Exercise:
Among the entries below, find the lines with "Percentage" and copy them.

Provided records:

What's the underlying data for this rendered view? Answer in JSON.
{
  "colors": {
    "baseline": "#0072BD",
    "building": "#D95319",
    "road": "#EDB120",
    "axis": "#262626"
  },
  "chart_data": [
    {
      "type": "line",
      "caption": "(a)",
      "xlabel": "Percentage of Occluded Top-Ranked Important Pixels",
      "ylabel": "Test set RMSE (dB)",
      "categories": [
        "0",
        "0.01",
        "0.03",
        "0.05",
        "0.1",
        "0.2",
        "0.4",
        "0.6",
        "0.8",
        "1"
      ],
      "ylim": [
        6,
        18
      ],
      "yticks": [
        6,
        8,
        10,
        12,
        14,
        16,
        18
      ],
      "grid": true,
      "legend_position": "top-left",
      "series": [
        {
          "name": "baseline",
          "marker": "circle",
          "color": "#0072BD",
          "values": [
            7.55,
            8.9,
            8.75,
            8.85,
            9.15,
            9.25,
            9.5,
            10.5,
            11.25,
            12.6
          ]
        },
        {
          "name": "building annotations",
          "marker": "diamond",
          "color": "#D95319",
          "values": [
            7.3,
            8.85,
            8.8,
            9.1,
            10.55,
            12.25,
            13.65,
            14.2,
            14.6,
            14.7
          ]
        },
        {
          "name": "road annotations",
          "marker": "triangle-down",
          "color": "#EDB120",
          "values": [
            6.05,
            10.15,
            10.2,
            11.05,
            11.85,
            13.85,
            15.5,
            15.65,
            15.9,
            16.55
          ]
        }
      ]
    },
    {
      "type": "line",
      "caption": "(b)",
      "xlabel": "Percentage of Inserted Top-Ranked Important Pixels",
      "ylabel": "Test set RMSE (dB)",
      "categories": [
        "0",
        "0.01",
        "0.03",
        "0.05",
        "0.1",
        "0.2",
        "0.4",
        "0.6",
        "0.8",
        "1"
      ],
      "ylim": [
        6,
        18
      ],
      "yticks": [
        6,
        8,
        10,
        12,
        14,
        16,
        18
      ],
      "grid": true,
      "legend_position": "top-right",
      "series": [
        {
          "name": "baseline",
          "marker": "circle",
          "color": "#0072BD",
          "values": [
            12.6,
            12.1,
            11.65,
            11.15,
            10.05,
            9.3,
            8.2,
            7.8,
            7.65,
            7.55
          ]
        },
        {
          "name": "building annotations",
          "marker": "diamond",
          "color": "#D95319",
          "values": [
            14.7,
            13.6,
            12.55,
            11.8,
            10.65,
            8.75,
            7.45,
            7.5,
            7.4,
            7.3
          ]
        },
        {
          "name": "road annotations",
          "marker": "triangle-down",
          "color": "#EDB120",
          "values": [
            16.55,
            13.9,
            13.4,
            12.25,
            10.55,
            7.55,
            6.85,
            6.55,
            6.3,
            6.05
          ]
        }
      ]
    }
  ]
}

Task answer:
      "xlabel": "Percentage of Occluded Top-Ranked Important Pixels",
      "xlabel": "Percentage of Inserted Top-Ranked Important Pixels",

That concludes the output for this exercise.